Dataset items:
* begin *
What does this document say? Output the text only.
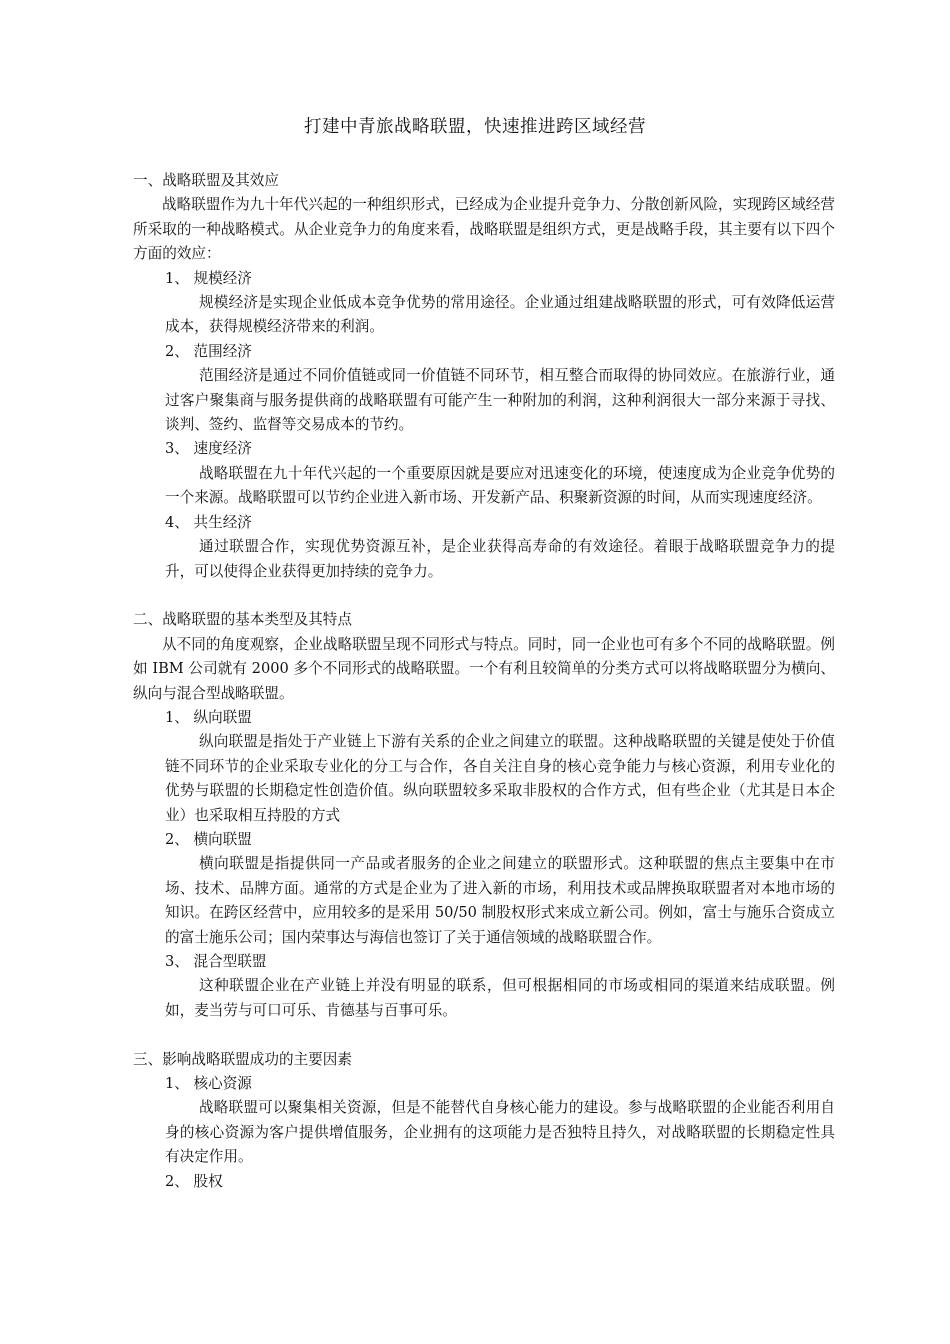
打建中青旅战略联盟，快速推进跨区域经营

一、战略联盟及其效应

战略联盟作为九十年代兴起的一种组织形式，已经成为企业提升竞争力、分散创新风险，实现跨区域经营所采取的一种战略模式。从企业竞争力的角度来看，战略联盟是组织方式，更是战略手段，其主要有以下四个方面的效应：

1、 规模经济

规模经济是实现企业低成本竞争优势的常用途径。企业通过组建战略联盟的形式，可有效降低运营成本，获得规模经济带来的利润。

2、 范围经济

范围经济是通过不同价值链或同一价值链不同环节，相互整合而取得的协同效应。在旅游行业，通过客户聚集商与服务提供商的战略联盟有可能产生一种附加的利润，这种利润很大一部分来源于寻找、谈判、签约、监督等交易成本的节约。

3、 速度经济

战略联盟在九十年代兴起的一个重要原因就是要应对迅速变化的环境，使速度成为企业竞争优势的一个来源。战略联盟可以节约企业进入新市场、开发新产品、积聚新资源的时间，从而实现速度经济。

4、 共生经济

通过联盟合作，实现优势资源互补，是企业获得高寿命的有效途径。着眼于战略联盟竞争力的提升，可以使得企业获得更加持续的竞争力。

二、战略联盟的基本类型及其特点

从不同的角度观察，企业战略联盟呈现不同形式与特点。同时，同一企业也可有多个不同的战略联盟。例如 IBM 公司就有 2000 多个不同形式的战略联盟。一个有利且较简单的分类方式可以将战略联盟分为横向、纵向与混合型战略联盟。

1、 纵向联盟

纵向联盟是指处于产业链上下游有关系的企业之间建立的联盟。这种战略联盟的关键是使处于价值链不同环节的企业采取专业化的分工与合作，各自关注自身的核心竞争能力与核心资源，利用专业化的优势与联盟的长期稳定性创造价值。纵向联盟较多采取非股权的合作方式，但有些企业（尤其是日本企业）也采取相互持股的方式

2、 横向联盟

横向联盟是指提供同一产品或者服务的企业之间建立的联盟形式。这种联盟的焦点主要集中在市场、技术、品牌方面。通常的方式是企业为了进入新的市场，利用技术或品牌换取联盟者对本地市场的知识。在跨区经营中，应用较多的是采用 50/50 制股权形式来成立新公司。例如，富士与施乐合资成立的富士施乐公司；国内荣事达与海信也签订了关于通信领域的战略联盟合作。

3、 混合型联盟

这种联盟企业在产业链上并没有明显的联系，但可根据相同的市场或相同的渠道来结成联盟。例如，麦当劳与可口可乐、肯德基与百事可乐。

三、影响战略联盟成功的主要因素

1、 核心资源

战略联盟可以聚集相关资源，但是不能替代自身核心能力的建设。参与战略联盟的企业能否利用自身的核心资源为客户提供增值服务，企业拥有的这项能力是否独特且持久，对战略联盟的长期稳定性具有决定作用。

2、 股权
* end *
Short task:
Leave out the pictures and copy everything else in the records word for word.

Complete response:
What does this document say? Output the text only.
打建中青旅战略联盟，快速推进跨区域经营

一、战略联盟及其效应

战略联盟作为九十年代兴起的一种组织形式，已经成为企业提升竞争力、分散创新风险，实现跨区域经营所采取的一种战略模式。从企业竞争力的角度来看，战略联盟是组织方式，更是战略手段，其主要有以下四个方面的效应：

1、 规模经济

规模经济是实现企业低成本竞争优势的常用途径。企业通过组建战略联盟的形式，可有效降低运营成本，获得规模经济带来的利润。

2、 范围经济

范围经济是通过不同价值链或同一价值链不同环节，相互整合而取得的协同效应。在旅游行业，通过客户聚集商与服务提供商的战略联盟有可能产生一种附加的利润，这种利润很大一部分来源于寻找、谈判、签约、监督等交易成本的节约。

3、 速度经济

战略联盟在九十年代兴起的一个重要原因就是要应对迅速变化的环境，使速度成为企业竞争优势的一个来源。战略联盟可以节约企业进入新市场、开发新产品、积聚新资源的时间，从而实现速度经济。

4、 共生经济

通过联盟合作，实现优势资源互补，是企业获得高寿命的有效途径。着眼于战略联盟竞争力的提升，可以使得企业获得更加持续的竞争力。

二、战略联盟的基本类型及其特点

从不同的角度观察，企业战略联盟呈现不同形式与特点。同时，同一企业也可有多个不同的战略联盟。例如 IBM 公司就有 2000 多个不同形式的战略联盟。一个有利且较简单的分类方式可以将战略联盟分为横向、纵向与混合型战略联盟。

1、 纵向联盟

纵向联盟是指处于产业链上下游有关系的企业之间建立的联盟。这种战略联盟的关键是使处于价值链不同环节的企业采取专业化的分工与合作，各自关注自身的核心竞争能力与核心资源，利用专业化的优势与联盟的长期稳定性创造价值。纵向联盟较多采取非股权的合作方式，但有些企业（尤其是日本企业）也采取相互持股的方式

2、 横向联盟

横向联盟是指提供同一产品或者服务的企业之间建立的联盟形式。这种联盟的焦点主要集中在市场、技术、品牌方面。通常的方式是企业为了进入新的市场，利用技术或品牌换取联盟者对本地市场的知识。在跨区经营中，应用较多的是采用 50/50 制股权形式来成立新公司。例如，富士与施乐合资成立的富士施乐公司；国内荣事达与海信也签订了关于通信领域的战略联盟合作。

3、 混合型联盟

这种联盟企业在产业链上并没有明显的联系，但可根据相同的市场或相同的渠道来结成联盟。例如，麦当劳与可口可乐、肯德基与百事可乐。

三、影响战略联盟成功的主要因素

1、 核心资源

战略联盟可以聚集相关资源，但是不能替代自身核心能力的建设。参与战略联盟的企业能否利用自身的核心资源为客户提供增值服务，企业拥有的这项能力是否独特且持久，对战略联盟的长期稳定性具有决定作用。

2、 股权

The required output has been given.